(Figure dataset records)
<<<<
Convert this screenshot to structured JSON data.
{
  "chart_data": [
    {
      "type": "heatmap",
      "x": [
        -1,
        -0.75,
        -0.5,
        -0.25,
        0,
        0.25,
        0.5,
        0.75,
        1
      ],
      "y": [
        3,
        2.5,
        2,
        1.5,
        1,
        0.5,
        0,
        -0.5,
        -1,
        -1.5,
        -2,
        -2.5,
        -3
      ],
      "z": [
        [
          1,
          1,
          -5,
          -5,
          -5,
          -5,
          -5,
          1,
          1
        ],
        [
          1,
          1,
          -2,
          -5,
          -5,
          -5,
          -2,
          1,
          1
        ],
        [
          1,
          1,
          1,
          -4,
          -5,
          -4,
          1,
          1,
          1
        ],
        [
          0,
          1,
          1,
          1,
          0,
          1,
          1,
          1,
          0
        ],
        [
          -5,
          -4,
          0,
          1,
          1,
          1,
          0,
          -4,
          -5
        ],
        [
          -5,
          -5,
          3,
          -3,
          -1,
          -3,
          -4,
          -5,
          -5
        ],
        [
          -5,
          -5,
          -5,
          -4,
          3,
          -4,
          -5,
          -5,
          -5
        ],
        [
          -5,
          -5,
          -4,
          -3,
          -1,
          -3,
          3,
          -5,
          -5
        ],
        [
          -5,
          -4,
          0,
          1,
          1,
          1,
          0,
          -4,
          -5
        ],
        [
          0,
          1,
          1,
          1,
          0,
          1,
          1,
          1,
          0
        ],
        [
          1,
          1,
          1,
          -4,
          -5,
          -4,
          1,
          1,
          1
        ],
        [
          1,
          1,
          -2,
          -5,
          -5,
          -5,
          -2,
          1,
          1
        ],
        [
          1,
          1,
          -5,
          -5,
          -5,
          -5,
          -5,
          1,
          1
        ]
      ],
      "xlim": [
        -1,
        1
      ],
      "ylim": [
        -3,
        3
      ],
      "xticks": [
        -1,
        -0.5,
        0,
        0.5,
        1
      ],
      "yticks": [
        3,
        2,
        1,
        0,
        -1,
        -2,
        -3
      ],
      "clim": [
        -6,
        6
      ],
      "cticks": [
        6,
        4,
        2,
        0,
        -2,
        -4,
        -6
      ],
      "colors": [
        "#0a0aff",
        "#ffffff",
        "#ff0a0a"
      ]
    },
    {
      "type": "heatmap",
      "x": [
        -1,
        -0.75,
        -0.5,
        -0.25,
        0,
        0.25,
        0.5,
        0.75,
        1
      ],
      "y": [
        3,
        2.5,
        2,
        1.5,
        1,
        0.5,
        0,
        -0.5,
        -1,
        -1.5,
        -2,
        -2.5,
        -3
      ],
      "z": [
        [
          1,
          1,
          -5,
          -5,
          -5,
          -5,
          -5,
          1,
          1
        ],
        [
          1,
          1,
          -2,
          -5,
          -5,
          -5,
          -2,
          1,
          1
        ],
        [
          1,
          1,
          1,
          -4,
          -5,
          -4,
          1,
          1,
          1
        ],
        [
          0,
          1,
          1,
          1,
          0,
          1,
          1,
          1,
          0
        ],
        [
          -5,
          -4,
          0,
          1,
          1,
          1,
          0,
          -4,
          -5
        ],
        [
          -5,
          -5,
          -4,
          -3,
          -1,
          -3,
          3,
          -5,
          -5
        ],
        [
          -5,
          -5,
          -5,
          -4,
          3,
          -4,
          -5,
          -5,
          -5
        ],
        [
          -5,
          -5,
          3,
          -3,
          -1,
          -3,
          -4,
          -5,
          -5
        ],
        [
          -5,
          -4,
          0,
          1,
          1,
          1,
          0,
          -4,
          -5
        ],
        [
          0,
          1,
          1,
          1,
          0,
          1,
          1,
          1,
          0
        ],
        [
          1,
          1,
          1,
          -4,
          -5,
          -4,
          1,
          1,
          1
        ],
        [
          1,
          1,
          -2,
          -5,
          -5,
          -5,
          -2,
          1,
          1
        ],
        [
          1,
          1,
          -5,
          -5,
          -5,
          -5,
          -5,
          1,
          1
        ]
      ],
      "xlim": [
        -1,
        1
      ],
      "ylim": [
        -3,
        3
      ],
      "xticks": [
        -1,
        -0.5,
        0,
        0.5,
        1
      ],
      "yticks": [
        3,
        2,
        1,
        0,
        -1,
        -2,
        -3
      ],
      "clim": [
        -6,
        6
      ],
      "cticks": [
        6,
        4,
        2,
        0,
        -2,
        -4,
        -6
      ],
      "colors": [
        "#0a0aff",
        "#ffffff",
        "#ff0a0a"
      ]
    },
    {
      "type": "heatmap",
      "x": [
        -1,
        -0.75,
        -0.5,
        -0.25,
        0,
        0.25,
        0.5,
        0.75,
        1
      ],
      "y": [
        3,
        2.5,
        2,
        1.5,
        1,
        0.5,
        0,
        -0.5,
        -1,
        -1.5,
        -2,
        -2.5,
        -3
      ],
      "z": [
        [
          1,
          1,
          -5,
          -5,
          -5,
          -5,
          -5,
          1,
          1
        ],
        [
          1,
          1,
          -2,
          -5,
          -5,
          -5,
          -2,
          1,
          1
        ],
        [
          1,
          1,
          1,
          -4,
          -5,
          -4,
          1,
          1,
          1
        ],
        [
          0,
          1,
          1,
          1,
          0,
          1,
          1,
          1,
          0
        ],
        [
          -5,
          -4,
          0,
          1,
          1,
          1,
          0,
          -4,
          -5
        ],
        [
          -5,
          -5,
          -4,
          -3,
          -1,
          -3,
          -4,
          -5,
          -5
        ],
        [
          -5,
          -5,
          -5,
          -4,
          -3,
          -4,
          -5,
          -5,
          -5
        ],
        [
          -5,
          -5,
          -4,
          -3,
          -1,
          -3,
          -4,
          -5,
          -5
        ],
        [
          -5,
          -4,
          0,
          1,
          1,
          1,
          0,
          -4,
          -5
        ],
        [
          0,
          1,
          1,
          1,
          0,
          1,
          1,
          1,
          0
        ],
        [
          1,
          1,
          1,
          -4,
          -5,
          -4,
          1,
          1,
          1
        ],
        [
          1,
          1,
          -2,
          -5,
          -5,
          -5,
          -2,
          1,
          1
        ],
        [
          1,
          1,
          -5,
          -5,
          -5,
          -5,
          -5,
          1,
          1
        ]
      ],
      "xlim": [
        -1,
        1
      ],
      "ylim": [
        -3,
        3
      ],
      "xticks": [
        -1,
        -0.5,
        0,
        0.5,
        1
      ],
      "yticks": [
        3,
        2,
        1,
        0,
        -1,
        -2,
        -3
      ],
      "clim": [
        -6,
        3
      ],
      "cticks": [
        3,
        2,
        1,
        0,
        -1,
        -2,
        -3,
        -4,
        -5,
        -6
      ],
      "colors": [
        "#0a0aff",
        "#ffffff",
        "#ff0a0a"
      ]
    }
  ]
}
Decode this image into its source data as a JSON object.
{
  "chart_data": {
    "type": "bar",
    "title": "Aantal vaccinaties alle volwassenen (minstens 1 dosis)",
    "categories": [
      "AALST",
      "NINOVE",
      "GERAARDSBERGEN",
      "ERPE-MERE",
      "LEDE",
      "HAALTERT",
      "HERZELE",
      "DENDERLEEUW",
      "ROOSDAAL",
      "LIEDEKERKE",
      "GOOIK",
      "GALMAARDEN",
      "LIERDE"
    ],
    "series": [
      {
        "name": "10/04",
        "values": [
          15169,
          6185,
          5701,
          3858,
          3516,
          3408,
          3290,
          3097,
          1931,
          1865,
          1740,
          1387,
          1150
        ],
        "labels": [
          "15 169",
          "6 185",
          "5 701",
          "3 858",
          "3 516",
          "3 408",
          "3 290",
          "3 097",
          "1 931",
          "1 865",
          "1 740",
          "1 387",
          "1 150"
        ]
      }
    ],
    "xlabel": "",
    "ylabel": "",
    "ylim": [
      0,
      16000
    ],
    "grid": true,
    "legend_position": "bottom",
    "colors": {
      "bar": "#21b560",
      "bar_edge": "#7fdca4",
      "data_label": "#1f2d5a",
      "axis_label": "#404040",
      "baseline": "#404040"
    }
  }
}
>>>>
** Written task **
Only the lines from the one containing "Decode this image" through the end of the material should be reproduced, exactly, with both ends included.

** Result for this task **
Decode this image into its source data as a JSON object.
{
  "chart_data": {
    "type": "bar",
    "title": "Aantal vaccinaties alle volwassenen (minstens 1 dosis)",
    "categories": [
      "AALST",
      "NINOVE",
      "GERAARDSBERGEN",
      "ERPE-MERE",
      "LEDE",
      "HAALTERT",
      "HERZELE",
      "DENDERLEEUW",
      "ROOSDAAL",
      "LIEDEKERKE",
      "GOOIK",
      "GALMAARDEN",
      "LIERDE"
    ],
    "series": [
      {
        "name": "10/04",
        "values": [
          15169,
          6185,
          5701,
          3858,
          3516,
          3408,
          3290,
          3097,
          1931,
          1865,
          1740,
          1387,
          1150
        ],
        "labels": [
          "15 169",
          "6 185",
          "5 701",
          "3 858",
          "3 516",
          "3 408",
          "3 290",
          "3 097",
          "1 931",
          "1 865",
          "1 740",
          "1 387",
          "1 150"
        ]
      }
    ],
    "xlabel": "",
    "ylabel": "",
    "ylim": [
      0,
      16000
    ],
    "grid": true,
    "legend_position": "bottom",
    "colors": {
      "bar": "#21b560",
      "bar_edge": "#7fdca4",
      "data_label": "#1f2d5a",
      "axis_label": "#404040",
      "baseline": "#404040"
    }
  }
}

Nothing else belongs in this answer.